Partner POV | AMD Instinct MI350 Series and Beyond: Accelerating the Future of AI and HPC

Written and provided by: Vamsi Boppana, Senior Vice President, Artificial Intelligence Group, AMD

At a Glance:

AMD launched the AMD Instinct™ MI350 Series, delivering up to 4x generation-on-generation AI compute improvement and up to 35x leap in inferencing performance
AMD launched ROCm 7.0 with over 4x inference and 3x training performance improvement over ROCm 6.0
AMD also showcased its new developer cloud to empower AI developers with seamless access to AMD Instinct GPUs and ROCm for their AI innovation
The company also previewed its next-gen "Helios" AI rack infrastructure, integrating MI400 GPUs, EPYC "Venice" CPUs, and Pensando "Vulcano" NICs for unprecedented AI compute density and scalability

The world of AI isn't slowing down—and neither is AMD. At AMD, they're not just keeping pace, they're setting the bar. AMD customers are demanding real, deployable solutions that scale, and that's exactly what they're delivering with the AMD Instinct MI350 Series. With cutting-edge performance, massive memory bandwidth, and flexible, open infrastructure, AMD is empowering innovators across industries to go faster, scale smarter and build what's next.

Powering tomorrow's AI workloads

Built on the AMD CDNA™ 4 architecture, the AMD Instinct MI350X and MI355X GPUs are purpose-built for the demands of modern AI infrastructure. The MI350 Series delivers a 4x, generation-on-generation AI compute increase as well as a 35x generational leap in inferencing, paving the way for transformative AI solutions across industries. These GPUs deliver leading memory capacity (288GB HBM3E from Micron and Samsung Electronics) and bandwidth (up to 8TB/s), ensuring exceptional throughput for inference and training alike.

Figure 1 MI350 Series offers faster AI inferencing, supports larger models, and accelerates AI innovation¹

With flexible air-cooled and direct liquid-cooled configurations, the Instinct MI350 Series is optimized for seamless deployment. It supports up to 64 GPUs in an air-cooled rack and up to 128 GPUs in a direct liquid-cooled rack, delivering up to 2.6 exaFLOPS of FP4/FP6 performance. The result is faster time-to-AI and reduced costs in an industry standards-based infrastructure.

________________________

→ Written task 1
In the rows from the line with "Find all labels, buttons, inputs, and" up to and including the line with "cover-tag-1: 知识交流 畅所欲言 (436, 521, 545, 536)", switch every "view-button" to "open-button" and give those lines again with everything else unchanged.

________________________

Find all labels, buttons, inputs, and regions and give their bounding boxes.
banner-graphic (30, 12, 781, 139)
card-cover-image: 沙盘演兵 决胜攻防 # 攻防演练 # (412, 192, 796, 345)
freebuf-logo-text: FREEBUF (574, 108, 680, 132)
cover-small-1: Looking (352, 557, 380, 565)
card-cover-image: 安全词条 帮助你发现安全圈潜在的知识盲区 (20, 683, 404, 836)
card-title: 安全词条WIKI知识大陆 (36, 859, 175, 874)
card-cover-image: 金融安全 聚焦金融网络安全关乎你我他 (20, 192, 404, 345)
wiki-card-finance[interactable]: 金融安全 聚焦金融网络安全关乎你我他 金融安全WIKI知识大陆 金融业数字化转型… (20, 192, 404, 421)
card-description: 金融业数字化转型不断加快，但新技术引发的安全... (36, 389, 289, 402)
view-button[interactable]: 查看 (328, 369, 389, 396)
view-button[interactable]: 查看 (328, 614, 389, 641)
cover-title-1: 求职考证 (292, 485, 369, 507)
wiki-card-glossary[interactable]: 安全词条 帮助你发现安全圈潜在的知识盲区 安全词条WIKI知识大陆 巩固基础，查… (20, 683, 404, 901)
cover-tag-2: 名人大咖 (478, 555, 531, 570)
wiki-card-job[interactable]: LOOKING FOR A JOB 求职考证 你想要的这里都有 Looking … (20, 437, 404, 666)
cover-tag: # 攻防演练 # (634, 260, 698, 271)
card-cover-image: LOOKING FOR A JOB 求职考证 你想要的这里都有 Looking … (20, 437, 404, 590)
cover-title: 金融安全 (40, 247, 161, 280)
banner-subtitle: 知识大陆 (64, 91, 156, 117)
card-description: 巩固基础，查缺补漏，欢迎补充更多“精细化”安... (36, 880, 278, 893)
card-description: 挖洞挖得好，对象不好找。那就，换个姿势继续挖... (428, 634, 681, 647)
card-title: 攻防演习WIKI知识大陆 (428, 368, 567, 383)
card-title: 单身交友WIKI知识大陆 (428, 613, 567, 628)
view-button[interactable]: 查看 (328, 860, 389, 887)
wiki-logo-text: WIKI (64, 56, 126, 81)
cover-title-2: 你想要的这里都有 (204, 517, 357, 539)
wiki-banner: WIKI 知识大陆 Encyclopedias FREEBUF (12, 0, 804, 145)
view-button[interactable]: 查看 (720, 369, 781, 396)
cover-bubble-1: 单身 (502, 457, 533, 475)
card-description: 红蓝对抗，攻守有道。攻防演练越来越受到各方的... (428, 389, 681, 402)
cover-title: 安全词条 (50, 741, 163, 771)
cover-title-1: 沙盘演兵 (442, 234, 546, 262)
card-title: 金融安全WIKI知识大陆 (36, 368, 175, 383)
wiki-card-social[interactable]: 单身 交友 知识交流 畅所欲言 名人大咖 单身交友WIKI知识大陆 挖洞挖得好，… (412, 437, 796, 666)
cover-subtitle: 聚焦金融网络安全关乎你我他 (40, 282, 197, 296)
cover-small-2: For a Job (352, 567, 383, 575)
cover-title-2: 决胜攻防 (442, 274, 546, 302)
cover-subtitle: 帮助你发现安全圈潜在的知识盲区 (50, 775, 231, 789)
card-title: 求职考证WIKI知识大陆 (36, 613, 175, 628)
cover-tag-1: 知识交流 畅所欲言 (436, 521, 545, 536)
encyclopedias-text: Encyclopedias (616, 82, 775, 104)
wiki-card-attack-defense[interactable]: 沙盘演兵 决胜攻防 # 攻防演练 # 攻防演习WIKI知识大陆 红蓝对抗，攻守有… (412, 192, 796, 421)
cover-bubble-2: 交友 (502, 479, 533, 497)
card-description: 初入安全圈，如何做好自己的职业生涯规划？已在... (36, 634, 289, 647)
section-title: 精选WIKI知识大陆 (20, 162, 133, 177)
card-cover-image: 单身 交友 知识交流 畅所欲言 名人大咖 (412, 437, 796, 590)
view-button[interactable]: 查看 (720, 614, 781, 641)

________________________

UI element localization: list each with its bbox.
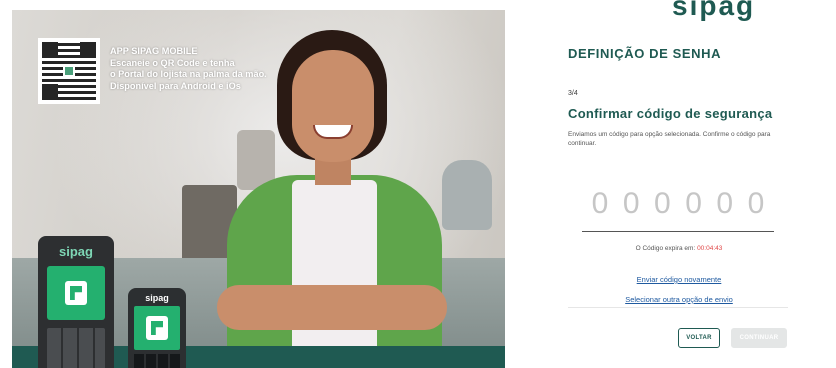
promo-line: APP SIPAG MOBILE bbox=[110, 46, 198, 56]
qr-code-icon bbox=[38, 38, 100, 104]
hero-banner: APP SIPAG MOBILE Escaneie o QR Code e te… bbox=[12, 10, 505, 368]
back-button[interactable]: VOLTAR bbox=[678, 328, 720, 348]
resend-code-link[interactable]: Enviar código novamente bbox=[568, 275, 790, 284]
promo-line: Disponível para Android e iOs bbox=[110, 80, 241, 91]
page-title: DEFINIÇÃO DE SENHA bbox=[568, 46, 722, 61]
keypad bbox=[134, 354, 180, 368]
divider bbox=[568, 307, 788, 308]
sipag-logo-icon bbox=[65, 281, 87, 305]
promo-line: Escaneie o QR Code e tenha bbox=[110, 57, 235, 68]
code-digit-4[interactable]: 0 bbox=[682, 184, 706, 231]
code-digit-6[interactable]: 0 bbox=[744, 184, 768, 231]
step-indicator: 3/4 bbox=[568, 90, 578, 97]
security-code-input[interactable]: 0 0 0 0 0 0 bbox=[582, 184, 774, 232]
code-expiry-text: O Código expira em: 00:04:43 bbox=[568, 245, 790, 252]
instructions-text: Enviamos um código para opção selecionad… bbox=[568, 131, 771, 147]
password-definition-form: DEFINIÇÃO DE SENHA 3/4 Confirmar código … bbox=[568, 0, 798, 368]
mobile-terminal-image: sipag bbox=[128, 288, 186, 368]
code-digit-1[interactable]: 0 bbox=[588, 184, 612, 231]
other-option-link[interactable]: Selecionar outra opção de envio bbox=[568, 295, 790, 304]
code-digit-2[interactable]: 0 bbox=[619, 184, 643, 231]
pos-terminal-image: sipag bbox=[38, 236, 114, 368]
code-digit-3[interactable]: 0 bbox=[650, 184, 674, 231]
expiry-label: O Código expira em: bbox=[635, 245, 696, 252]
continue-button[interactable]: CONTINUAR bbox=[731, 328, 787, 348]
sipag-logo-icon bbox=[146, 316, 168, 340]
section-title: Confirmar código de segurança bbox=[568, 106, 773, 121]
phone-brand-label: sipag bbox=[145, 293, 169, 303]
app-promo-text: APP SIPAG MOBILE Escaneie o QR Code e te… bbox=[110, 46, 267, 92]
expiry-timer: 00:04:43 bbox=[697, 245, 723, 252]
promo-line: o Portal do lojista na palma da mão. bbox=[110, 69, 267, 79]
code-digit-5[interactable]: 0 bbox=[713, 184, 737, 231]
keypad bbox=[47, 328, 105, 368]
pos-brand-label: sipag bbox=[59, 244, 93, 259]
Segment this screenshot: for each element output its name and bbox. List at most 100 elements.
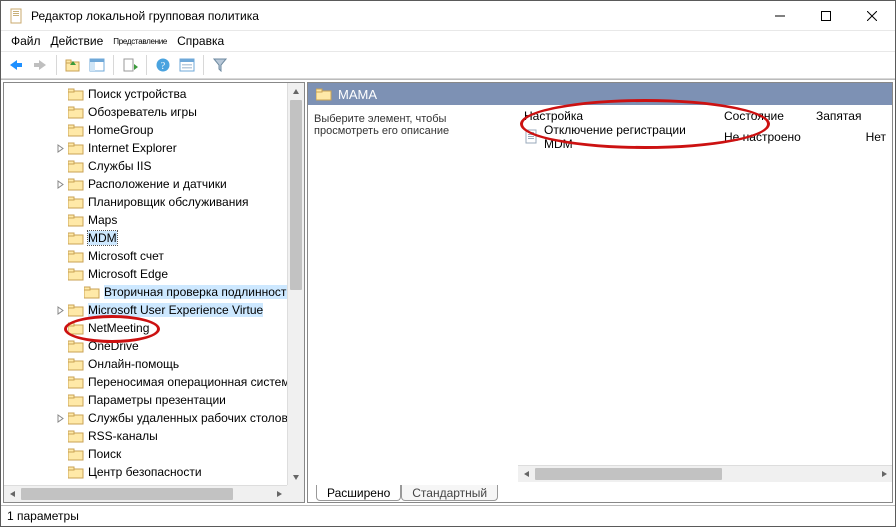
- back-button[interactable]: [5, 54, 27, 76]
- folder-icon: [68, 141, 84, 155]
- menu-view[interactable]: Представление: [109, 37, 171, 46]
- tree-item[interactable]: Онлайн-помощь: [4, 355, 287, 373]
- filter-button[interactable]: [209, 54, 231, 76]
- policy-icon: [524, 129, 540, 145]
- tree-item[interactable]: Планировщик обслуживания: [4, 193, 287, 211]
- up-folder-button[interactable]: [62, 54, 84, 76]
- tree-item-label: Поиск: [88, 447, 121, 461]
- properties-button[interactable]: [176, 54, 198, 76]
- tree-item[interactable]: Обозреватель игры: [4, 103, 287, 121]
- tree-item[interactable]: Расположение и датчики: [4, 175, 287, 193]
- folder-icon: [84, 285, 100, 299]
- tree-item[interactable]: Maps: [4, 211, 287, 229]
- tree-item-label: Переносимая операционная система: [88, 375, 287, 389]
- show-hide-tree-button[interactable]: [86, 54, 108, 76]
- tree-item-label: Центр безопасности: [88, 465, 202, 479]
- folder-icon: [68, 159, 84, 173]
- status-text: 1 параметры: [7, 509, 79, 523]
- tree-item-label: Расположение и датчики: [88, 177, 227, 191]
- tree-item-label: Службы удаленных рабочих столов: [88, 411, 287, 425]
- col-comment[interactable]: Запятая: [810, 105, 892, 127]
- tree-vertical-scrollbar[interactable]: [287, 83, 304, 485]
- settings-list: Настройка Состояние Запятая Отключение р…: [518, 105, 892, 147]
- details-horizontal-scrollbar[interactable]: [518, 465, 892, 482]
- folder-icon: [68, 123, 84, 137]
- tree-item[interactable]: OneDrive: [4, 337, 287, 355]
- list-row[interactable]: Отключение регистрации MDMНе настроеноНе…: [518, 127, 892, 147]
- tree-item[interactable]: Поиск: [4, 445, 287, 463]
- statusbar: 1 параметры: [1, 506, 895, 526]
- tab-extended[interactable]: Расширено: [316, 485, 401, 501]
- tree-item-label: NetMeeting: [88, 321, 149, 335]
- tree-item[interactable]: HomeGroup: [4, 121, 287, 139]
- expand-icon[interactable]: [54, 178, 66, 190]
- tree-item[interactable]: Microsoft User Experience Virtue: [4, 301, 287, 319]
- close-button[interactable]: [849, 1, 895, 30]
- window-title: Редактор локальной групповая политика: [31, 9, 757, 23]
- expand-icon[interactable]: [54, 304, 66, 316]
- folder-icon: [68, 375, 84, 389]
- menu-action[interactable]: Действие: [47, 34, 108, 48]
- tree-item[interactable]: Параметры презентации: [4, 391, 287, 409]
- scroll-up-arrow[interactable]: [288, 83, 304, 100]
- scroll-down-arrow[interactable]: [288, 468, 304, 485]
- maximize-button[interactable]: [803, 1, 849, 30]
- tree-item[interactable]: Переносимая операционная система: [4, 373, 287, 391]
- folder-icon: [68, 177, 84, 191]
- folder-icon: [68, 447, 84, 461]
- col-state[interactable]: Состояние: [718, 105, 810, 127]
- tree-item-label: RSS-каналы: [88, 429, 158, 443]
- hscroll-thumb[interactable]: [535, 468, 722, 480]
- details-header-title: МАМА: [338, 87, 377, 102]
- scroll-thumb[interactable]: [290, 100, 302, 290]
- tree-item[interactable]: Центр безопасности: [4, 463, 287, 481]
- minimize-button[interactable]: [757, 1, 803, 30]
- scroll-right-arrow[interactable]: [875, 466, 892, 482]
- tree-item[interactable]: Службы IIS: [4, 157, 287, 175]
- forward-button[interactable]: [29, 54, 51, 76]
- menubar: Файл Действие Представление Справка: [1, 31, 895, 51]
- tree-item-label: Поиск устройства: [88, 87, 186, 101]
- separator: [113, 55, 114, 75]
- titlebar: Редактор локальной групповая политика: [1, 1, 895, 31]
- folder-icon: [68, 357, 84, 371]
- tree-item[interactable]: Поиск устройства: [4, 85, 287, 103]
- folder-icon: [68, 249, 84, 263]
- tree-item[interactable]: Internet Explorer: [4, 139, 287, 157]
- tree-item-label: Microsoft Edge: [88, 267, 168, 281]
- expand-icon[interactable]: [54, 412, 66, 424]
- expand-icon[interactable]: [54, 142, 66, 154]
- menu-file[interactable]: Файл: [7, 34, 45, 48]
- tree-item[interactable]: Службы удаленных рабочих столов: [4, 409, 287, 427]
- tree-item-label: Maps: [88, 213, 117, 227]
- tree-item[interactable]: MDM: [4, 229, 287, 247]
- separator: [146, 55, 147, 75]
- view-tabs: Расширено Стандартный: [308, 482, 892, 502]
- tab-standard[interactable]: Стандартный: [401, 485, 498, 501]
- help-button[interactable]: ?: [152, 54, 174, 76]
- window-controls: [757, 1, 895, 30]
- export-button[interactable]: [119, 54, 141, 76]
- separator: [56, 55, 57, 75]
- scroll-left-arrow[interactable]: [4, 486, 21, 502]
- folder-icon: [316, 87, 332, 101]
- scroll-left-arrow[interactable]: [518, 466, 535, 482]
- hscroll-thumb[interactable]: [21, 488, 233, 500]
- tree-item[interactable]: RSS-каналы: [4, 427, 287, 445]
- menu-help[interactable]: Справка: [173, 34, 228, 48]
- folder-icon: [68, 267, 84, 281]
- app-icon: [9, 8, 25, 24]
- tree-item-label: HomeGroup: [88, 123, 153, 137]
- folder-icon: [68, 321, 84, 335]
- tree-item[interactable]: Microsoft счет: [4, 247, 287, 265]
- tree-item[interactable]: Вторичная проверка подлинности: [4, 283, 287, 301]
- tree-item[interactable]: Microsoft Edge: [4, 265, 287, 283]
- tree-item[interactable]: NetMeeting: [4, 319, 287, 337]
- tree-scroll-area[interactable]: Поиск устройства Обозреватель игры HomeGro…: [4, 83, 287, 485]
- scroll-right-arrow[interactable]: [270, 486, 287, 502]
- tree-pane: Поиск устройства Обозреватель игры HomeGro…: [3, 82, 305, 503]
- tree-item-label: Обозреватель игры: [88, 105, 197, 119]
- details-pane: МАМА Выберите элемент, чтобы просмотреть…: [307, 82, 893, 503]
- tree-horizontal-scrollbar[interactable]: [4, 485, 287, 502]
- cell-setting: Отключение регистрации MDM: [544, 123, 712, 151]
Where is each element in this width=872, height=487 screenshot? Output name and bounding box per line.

________________________

→ Written task 2
Reproduce the passage of the AMD Instinct MI350 Series article from "The world of" up to and including "build what's next.", word for word.

→ Right answer 1
Find all labels, buttons, inputs, and regions and give their bounding boxes.
banner-graphic (30, 12, 781, 139)
card-cover-image: 沙盘演兵 决胜攻防 # 攻防演练 # (412, 192, 796, 345)
freebuf-logo-text: FREEBUF (574, 108, 680, 132)
cover-small-1: Looking (352, 557, 380, 565)
card-cover-image: 安全词条 帮助你发现安全圈潜在的知识盲区 (20, 683, 404, 836)
card-title: 安全词条WIKI知识大陆 (36, 859, 175, 874)
card-cover-image: 金融安全 聚焦金融网络安全关乎你我他 (20, 192, 404, 345)
wiki-card-finance[interactable]: 金融安全 聚焦金融网络安全关乎你我他 金融安全WIKI知识大陆 金融业数字化转型… (20, 192, 404, 421)
card-description: 金融业数字化转型不断加快，但新技术引发的安全... (36, 389, 289, 402)
open-button[interactable]: 查看 (328, 369, 389, 396)
open-button[interactable]: 查看 (328, 614, 389, 641)
cover-title-1: 求职考证 (292, 485, 369, 507)
wiki-card-glossary[interactable]: 安全词条 帮助你发现安全圈潜在的知识盲区 安全词条WIKI知识大陆 巩固基础，查… (20, 683, 404, 901)
cover-tag-2: 名人大咖 (478, 555, 531, 570)
wiki-card-job[interactable]: LOOKING FOR A JOB 求职考证 你想要的这里都有 Looking … (20, 437, 404, 666)
cover-tag: # 攻防演练 # (634, 260, 698, 271)
card-cover-image: LOOKING FOR A JOB 求职考证 你想要的这里都有 Looking … (20, 437, 404, 590)
cover-title: 金融安全 (40, 247, 161, 280)
banner-subtitle: 知识大陆 (64, 91, 156, 117)
card-description: 巩固基础，查缺补漏，欢迎补充更多“精细化”安... (36, 880, 278, 893)
card-description: 挖洞挖得好，对象不好找。那就，换个姿势继续挖... (428, 634, 681, 647)
card-title: 攻防演习WIKI知识大陆 (428, 368, 567, 383)
card-title: 单身交友WIKI知识大陆 (428, 613, 567, 628)
open-button[interactable]: 查看 (328, 860, 389, 887)
wiki-logo-text: WIKI (64, 56, 126, 81)
cover-title-2: 你想要的这里都有 (204, 517, 357, 539)
wiki-banner: WIKI 知识大陆 Encyclopedias FREEBUF (12, 0, 804, 145)
open-button[interactable]: 查看 (720, 369, 781, 396)
cover-bubble-1: 单身 (502, 457, 533, 475)
card-description: 红蓝对抗，攻守有道。攻防演练越来越受到各方的... (428, 389, 681, 402)
cover-title: 安全词条 (50, 741, 163, 771)
cover-title-1: 沙盘演兵 (442, 234, 546, 262)
card-title: 金融安全WIKI知识大陆 (36, 368, 175, 383)
wiki-card-social[interactable]: 单身 交友 知识交流 畅所欲言 名人大咖 单身交友WIKI知识大陆 挖洞挖得好，… (412, 437, 796, 666)
cover-subtitle: 聚焦金融网络安全关乎你我他 (40, 282, 197, 296)
cover-small-2: For a Job (352, 567, 383, 575)
cover-title-2: 决胜攻防 (442, 274, 546, 302)
cover-subtitle: 帮助你发现安全圈潜在的知识盲区 (50, 775, 231, 789)
card-title: 求职考证WIKI知识大陆 (36, 613, 175, 628)
cover-tag-1: 知识交流 畅所欲言 (436, 521, 545, 536)

→ Right answer 2
The world of AI isn't slowing down—and neither is AMD. At AMD, they're not just keeping pace, they're setting the bar. AMD customers are demanding real, deployable solutions that scale, and that's exactly what they're delivering with the AMD Instinct MI350 Series. With cutting-edge performance, massive memory bandwidth, and flexible, open infrastructure, AMD is empowering innovators across industries to go faster, scale smarter and build what's next.